Written instruction: Below are the records; collect from them each line containing the string "Total".

>> Start Material for this task

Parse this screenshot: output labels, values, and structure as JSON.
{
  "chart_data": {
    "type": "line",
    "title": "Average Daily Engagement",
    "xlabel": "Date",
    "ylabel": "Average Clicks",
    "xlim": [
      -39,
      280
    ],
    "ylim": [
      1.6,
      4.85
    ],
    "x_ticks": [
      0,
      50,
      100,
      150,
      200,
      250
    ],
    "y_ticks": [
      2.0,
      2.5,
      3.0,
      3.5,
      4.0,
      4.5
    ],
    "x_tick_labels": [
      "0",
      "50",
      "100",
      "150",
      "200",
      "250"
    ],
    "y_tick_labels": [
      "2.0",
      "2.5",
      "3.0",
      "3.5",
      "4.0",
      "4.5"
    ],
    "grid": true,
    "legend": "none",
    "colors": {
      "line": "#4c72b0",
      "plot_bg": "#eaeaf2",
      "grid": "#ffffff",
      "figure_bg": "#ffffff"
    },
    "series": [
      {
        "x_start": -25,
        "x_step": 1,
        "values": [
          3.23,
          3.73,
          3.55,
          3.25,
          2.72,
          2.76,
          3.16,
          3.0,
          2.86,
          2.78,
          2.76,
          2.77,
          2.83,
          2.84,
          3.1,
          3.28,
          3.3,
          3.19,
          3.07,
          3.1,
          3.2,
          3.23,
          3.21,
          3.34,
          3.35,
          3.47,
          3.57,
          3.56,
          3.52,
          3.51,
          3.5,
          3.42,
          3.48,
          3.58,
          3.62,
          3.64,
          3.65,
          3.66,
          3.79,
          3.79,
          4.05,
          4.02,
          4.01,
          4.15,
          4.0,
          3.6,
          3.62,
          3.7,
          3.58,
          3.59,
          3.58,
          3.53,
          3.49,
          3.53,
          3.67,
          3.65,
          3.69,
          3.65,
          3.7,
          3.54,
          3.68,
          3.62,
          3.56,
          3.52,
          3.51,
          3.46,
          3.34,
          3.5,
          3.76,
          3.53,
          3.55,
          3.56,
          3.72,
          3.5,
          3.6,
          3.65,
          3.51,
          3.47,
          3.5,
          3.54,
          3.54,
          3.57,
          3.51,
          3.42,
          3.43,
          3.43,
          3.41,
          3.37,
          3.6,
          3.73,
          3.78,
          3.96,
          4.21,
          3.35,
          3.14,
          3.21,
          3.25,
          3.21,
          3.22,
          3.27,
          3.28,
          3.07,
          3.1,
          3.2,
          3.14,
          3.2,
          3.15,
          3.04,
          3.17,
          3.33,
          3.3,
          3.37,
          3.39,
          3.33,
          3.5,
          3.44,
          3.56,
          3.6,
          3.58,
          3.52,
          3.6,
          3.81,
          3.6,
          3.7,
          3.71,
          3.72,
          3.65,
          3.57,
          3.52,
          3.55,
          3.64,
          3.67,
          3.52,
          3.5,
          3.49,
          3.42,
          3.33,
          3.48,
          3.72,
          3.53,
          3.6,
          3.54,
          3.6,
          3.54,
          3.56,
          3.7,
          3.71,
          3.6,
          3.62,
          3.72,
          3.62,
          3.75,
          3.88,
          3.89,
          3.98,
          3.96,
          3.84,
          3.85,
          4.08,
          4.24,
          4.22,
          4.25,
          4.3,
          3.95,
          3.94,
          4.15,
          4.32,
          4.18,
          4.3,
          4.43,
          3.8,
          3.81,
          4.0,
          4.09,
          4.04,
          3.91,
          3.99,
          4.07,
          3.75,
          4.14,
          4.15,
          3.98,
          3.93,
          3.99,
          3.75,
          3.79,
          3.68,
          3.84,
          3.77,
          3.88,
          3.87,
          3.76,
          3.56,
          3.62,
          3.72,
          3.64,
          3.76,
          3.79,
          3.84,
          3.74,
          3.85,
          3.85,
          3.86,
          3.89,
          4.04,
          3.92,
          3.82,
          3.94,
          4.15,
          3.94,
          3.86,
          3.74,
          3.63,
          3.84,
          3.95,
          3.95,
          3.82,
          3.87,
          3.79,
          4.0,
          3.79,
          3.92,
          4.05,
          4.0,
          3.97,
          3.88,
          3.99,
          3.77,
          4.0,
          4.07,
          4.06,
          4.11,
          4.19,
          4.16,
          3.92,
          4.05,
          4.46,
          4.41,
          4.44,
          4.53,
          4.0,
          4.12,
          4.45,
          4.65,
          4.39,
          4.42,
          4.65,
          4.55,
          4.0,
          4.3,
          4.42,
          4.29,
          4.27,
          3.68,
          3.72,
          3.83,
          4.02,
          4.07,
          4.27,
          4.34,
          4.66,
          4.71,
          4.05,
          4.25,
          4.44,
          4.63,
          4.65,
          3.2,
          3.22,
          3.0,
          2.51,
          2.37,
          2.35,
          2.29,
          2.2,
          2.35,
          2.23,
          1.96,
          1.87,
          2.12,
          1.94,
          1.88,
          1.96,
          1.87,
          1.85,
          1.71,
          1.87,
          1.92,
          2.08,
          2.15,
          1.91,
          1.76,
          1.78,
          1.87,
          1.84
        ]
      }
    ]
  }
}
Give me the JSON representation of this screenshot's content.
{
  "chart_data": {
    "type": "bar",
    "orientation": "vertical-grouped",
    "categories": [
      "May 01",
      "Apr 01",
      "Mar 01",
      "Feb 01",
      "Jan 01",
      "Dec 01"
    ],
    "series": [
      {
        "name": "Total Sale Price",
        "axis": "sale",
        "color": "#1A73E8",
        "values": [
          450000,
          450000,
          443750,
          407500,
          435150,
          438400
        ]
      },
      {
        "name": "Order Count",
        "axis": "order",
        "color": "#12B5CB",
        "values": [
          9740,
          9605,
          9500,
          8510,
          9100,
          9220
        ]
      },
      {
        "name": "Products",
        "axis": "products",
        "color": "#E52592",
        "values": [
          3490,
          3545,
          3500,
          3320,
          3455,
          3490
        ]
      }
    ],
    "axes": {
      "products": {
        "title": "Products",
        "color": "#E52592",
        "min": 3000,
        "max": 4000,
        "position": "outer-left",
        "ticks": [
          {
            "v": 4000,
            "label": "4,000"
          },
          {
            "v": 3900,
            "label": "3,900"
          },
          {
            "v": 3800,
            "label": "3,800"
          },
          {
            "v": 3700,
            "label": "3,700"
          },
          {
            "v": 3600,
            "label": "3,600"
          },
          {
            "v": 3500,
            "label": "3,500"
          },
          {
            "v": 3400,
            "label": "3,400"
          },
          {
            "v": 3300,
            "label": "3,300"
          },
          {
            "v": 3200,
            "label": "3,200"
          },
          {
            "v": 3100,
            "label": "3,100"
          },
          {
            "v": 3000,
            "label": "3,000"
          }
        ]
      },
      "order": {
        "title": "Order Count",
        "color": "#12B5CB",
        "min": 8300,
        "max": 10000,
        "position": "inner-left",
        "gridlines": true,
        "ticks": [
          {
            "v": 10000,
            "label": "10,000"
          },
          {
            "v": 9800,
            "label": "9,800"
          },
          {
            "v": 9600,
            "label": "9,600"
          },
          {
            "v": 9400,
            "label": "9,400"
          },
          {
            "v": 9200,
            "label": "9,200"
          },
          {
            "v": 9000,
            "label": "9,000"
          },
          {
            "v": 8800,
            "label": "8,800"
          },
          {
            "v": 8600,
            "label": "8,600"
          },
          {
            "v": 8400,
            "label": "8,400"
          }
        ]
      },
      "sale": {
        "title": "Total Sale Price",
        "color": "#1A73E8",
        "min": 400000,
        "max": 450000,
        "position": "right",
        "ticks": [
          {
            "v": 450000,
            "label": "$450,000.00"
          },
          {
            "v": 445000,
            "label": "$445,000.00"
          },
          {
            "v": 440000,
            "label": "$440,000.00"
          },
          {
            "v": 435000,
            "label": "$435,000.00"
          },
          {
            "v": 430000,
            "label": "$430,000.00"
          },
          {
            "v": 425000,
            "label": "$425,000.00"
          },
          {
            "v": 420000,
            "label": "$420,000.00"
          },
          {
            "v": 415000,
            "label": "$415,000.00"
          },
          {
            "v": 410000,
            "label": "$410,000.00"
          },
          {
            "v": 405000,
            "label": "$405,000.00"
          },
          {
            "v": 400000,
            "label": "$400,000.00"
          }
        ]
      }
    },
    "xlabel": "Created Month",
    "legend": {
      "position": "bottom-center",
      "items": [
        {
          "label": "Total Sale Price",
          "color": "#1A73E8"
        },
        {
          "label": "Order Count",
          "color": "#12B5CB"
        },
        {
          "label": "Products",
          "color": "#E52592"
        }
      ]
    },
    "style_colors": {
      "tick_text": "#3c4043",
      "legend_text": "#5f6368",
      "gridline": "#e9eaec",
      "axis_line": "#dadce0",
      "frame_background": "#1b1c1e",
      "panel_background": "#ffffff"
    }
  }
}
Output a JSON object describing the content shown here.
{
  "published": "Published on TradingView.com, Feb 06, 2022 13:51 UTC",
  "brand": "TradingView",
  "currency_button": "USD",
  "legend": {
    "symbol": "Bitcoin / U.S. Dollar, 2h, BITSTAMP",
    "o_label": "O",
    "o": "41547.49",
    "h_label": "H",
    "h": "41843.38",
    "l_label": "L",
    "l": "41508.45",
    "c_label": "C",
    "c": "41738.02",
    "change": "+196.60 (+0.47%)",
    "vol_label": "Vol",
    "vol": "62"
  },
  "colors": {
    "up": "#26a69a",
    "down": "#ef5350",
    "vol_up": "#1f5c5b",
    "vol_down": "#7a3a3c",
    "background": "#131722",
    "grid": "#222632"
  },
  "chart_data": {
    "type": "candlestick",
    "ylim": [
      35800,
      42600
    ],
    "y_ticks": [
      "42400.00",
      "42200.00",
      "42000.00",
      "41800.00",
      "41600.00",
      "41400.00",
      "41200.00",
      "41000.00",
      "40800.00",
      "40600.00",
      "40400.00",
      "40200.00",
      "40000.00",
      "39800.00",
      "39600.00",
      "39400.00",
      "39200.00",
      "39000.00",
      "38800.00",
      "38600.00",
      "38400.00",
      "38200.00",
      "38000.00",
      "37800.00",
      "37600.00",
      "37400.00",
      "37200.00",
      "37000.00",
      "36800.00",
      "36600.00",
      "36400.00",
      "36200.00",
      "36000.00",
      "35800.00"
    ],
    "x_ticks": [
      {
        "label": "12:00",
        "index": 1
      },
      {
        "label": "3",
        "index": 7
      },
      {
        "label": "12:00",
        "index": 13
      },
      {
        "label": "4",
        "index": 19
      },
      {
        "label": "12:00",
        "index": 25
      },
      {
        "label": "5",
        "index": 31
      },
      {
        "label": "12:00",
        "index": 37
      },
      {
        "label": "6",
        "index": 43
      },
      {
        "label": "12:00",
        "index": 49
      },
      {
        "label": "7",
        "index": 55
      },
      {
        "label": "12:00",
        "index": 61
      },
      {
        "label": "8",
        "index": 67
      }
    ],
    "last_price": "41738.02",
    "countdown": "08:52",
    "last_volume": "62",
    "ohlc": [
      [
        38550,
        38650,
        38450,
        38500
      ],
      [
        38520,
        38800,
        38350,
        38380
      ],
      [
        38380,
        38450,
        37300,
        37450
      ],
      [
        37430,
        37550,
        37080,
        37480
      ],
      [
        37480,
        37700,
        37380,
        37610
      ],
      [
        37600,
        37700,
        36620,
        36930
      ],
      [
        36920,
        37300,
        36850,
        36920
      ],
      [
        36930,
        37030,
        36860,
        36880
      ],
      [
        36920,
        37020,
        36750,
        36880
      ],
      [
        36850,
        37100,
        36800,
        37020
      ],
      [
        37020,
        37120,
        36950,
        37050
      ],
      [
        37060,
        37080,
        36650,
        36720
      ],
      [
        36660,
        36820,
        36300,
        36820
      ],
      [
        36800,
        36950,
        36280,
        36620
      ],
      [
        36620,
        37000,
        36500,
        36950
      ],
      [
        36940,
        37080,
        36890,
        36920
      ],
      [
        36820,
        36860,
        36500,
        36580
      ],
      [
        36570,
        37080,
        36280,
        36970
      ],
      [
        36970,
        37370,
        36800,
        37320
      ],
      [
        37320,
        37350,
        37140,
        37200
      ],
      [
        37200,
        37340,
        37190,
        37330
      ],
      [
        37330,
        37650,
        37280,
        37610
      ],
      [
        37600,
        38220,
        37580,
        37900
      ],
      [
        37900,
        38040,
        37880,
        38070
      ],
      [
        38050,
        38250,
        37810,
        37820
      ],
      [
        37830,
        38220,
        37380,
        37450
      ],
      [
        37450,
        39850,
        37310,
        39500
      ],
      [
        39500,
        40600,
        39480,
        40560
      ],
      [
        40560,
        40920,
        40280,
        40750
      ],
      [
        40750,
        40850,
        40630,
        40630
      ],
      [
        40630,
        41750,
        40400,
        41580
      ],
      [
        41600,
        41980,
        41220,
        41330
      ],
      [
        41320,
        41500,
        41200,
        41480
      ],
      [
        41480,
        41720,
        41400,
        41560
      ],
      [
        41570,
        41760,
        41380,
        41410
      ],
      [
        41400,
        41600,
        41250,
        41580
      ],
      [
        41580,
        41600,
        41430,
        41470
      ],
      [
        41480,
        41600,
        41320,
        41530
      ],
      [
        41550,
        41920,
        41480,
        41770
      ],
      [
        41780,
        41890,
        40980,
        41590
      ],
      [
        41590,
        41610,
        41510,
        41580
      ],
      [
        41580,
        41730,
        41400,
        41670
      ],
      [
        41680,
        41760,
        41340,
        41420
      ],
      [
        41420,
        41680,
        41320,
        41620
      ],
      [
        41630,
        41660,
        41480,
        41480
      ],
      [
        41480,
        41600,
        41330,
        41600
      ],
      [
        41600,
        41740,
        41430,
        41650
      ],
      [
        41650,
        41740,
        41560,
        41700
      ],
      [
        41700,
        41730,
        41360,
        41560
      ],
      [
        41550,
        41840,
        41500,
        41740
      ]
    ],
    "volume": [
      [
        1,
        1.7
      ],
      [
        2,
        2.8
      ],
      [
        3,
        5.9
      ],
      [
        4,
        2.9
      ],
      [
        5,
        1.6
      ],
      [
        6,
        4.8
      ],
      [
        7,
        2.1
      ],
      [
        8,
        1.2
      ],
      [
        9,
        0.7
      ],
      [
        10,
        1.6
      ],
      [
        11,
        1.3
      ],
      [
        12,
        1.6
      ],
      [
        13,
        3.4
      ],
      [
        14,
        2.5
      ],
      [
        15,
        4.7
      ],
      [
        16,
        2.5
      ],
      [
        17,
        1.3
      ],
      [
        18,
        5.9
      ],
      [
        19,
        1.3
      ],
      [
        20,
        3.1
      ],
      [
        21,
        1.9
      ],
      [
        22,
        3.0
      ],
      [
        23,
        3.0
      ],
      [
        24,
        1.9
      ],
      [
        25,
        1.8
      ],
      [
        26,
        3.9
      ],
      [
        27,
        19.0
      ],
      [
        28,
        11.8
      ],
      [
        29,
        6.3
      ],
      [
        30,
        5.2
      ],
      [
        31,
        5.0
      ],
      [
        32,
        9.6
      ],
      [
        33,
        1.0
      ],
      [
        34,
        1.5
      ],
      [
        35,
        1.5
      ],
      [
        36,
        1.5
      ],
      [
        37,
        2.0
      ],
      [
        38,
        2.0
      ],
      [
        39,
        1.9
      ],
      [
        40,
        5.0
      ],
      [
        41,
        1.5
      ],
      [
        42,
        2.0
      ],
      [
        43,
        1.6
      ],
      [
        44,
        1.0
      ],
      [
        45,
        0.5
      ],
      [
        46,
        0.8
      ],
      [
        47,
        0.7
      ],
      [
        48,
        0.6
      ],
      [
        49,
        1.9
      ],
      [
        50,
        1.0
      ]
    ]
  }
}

>> End Material for this task

Task output:
        "name": "Total Sale Price",
        "title": "Total Sale Price",
          "label": "Total Sale Price",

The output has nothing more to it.